_TASK STATEMENT_
What follows is a listing; give it again exactly, in its entirety.

_RECORDS TO USE_
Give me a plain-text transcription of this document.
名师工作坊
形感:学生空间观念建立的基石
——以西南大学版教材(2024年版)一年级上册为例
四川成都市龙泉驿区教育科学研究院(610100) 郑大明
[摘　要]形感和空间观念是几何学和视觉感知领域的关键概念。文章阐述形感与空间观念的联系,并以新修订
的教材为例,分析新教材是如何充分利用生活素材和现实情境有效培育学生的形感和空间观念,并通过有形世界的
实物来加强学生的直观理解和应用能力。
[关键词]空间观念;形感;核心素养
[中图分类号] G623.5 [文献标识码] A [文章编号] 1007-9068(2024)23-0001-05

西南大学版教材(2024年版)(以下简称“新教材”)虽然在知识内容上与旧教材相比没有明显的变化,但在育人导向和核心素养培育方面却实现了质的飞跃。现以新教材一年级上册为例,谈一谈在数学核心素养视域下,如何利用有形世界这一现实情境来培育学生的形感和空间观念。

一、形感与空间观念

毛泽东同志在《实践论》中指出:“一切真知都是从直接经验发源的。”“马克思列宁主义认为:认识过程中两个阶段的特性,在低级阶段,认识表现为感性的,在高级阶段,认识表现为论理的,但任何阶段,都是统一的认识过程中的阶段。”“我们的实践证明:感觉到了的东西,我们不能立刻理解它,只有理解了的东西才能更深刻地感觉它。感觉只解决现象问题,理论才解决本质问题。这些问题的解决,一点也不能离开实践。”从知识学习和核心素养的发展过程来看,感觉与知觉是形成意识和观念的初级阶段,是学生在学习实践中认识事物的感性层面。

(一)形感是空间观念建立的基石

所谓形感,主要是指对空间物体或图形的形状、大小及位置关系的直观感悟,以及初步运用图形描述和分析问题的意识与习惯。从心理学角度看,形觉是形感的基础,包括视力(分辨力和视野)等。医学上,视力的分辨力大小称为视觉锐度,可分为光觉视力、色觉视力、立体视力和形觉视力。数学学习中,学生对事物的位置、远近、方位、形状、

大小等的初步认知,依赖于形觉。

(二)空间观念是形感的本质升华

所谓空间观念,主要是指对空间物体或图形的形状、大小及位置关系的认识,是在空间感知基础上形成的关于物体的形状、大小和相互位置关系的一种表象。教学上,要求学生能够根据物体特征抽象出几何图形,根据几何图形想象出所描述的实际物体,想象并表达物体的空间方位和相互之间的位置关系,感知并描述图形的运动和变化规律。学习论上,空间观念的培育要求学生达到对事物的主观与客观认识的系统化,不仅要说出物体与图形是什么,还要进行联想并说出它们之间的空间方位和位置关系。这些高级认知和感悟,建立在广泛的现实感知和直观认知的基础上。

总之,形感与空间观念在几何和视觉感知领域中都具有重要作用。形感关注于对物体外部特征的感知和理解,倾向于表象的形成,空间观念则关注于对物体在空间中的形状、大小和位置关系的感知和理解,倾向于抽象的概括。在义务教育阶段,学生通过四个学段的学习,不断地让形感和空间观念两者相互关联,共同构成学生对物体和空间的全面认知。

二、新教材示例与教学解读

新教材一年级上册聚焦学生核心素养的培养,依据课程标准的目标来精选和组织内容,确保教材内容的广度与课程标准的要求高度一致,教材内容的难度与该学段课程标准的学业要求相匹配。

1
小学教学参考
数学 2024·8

_RESULT FOR THIS TASK_
Give me a plain-text transcription of this document.
名师工作坊
形感:学生空间观念建立的基石
——以西南大学版教材(2024年版)一年级上册为例
四川成都市龙泉驿区教育科学研究院(610100) 郑大明
[摘　要]形感和空间观念是几何学和视觉感知领域的关键概念。文章阐述形感与空间观念的联系,并以新修订
的教材为例,分析新教材是如何充分利用生活素材和现实情境有效培育学生的形感和空间观念,并通过有形世界的
实物来加强学生的直观理解和应用能力。
[关键词]空间观念;形感;核心素养
[中图分类号] G623.5 [文献标识码] A [文章编号] 1007-9068(2024)23-0001-05

西南大学版教材(2024年版)(以下简称“新教材”)虽然在知识内容上与旧教材相比没有明显的变化,但在育人导向和核心素养培育方面却实现了质的飞跃。现以新教材一年级上册为例,谈一谈在数学核心素养视域下,如何利用有形世界这一现实情境来培育学生的形感和空间观念。

一、形感与空间观念

毛泽东同志在《实践论》中指出:“一切真知都是从直接经验发源的。”“马克思列宁主义认为:认识过程中两个阶段的特性,在低级阶段,认识表现为感性的,在高级阶段,认识表现为论理的,但任何阶段,都是统一的认识过程中的阶段。”“我们的实践证明:感觉到了的东西,我们不能立刻理解它,只有理解了的东西才能更深刻地感觉它。感觉只解决现象问题,理论才解决本质问题。这些问题的解决,一点也不能离开实践。”从知识学习和核心素养的发展过程来看,感觉与知觉是形成意识和观念的初级阶段,是学生在学习实践中认识事物的感性层面。

(一)形感是空间观念建立的基石

所谓形感,主要是指对空间物体或图形的形状、大小及位置关系的直观感悟,以及初步运用图形描述和分析问题的意识与习惯。从心理学角度看,形觉是形感的基础,包括视力(分辨力和视野)等。医学上,视力的分辨力大小称为视觉锐度,可分为光觉视力、色觉视力、立体视力和形觉视力。数学学习中,学生对事物的位置、远近、方位、形状、

大小等的初步认知,依赖于形觉。

(二)空间观念是形感的本质升华

所谓空间观念,主要是指对空间物体或图形的形状、大小及位置关系的认识,是在空间感知基础上形成的关于物体的形状、大小和相互位置关系的一种表象。教学上,要求学生能够根据物体特征抽象出几何图形,根据几何图形想象出所描述的实际物体,想象并表达物体的空间方位和相互之间的位置关系,感知并描述图形的运动和变化规律。学习论上,空间观念的培育要求学生达到对事物的主观与客观认识的系统化,不仅要说出物体与图形是什么,还要进行联想并说出它们之间的空间方位和位置关系。这些高级认知和感悟,建立在广泛的现实感知和直观认知的基础上。

总之,形感与空间观念在几何和视觉感知领域中都具有重要作用。形感关注于对物体外部特征的感知和理解,倾向于表象的形成,空间观念则关注于对物体在空间中的形状、大小和位置关系的感知和理解,倾向于抽象的概括。在义务教育阶段,学生通过四个学段的学习,不断地让形感和空间观念两者相互关联,共同构成学生对物体和空间的全面认知。

二、新教材示例与教学解读

新教材一年级上册聚焦学生核心素养的培养,依据课程标准的目标来精选和组织内容,确保教材内容的广度与课程标准的要求高度一致,教材内容的难度与该学段课程标准的学业要求相匹配。

1
小学教学参考
数学 2024·8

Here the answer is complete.